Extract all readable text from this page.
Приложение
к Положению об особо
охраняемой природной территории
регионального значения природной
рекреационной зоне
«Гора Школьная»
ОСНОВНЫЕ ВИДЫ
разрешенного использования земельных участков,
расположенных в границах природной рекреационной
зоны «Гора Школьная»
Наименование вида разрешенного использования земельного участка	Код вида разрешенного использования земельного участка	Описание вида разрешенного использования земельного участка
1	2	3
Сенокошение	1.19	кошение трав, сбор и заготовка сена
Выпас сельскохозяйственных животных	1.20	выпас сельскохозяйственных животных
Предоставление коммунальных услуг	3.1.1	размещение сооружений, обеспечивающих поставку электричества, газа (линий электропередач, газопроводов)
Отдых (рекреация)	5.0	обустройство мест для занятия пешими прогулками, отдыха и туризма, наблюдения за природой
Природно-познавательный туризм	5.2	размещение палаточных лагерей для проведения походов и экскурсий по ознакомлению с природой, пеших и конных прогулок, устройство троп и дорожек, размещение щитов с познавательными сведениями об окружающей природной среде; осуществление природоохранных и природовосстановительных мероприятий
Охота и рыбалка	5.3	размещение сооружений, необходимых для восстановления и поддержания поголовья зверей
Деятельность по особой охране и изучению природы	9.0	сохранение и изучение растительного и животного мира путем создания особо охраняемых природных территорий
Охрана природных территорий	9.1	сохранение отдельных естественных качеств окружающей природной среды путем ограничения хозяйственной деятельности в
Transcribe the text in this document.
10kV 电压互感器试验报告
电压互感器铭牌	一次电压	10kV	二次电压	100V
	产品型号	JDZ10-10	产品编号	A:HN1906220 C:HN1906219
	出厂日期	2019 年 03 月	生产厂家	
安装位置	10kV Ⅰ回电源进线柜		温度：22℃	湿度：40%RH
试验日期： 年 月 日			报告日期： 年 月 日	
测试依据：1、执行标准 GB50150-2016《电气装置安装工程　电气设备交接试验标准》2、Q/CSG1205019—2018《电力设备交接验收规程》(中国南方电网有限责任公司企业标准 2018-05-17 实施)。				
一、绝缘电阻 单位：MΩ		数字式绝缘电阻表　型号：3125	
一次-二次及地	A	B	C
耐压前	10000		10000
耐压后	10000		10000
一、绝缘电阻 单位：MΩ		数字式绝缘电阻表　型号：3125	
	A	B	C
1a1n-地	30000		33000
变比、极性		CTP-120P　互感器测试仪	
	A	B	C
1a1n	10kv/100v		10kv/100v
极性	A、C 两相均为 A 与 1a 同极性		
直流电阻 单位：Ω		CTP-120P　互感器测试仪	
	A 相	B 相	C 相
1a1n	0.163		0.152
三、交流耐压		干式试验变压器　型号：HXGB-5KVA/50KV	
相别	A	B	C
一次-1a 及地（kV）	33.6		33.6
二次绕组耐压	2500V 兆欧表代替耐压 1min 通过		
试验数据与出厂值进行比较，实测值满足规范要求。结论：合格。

******

▸ What the exercise asks
Type out the whole listing above again, exactly as it stands.

▸ Answer for the task
Extract all readable text from this page.
Приложение
к Положению об особо
охраняемой природной территории
регионального значения природной
рекреационной зоне
«Гора Школьная»
ОСНОВНЫЕ ВИДЫ
разрешенного использования земельных участков,
расположенных в границах природной рекреационной
зоны «Гора Школьная»
Наименование вида разрешенного использования земельного участка	Код вида разрешенного использования земельного участка	Описание вида разрешенного использования земельного участка
1	2	3
Сенокошение	1.19	кошение трав, сбор и заготовка сена
Выпас сельскохозяйственных животных	1.20	выпас сельскохозяйственных животных
Предоставление коммунальных услуг	3.1.1	размещение сооружений, обеспечивающих поставку электричества, газа (линий электропередач, газопроводов)
Отдых (рекреация)	5.0	обустройство мест для занятия пешими прогулками, отдыха и туризма, наблюдения за природой
Природно-познавательный туризм	5.2	размещение палаточных лагерей для проведения походов и экскурсий по ознакомлению с природой, пеших и конных прогулок, устройство троп и дорожек, размещение щитов с познавательными сведениями об окружающей природной среде; осуществление природоохранных и природовосстановительных мероприятий
Охота и рыбалка	5.3	размещение сооружений, необходимых для восстановления и поддержания поголовья зверей
Деятельность по особой охране и изучению природы	9.0	сохранение и изучение растительного и животного мира путем создания особо охраняемых природных территорий
Охрана природных территорий	9.1	сохранение отдельных естественных качеств окружающей природной среды путем ограничения хозяйственной деятельности в
Transcribe the text in this document.
10kV 电压互感器试验报告
电压互感器铭牌	一次电压	10kV	二次电压	100V
	产品型号	JDZ10-10	产品编号	A:HN1906220 C:HN1906219
	出厂日期	2019 年 03 月	生产厂家	
安装位置	10kV Ⅰ回电源进线柜		温度：22℃	湿度：40%RH
试验日期： 年 月 日			报告日期： 年 月 日	
测试依据：1、执行标准 GB50150-2016《电气装置安装工程　电气设备交接试验标准》2、Q/CSG1205019—2018《电力设备交接验收规程》(中国南方电网有限责任公司企业标准 2018-05-17 实施)。				
一、绝缘电阻 单位：MΩ		数字式绝缘电阻表　型号：3125	
一次-二次及地	A	B	C
耐压前	10000		10000
耐压后	10000		10000
一、绝缘电阻 单位：MΩ		数字式绝缘电阻表　型号：3125	
	A	B	C
1a1n-地	30000		33000
变比、极性		CTP-120P　互感器测试仪	
	A	B	C
1a1n	10kv/100v		10kv/100v
极性	A、C 两相均为 A 与 1a 同极性		
直流电阻 单位：Ω		CTP-120P　互感器测试仪	
	A 相	B 相	C 相
1a1n	0.163		0.152
三、交流耐压		干式试验变压器　型号：HXGB-5KVA/50KV	
相别	A	B	C
一次-1a 及地（kV）	33.6		33.6
二次绕组耐压	2500V 兆欧表代替耐压 1min 通过		
试验数据与出厂值进行比较，实测值满足规范要求。结论：合格。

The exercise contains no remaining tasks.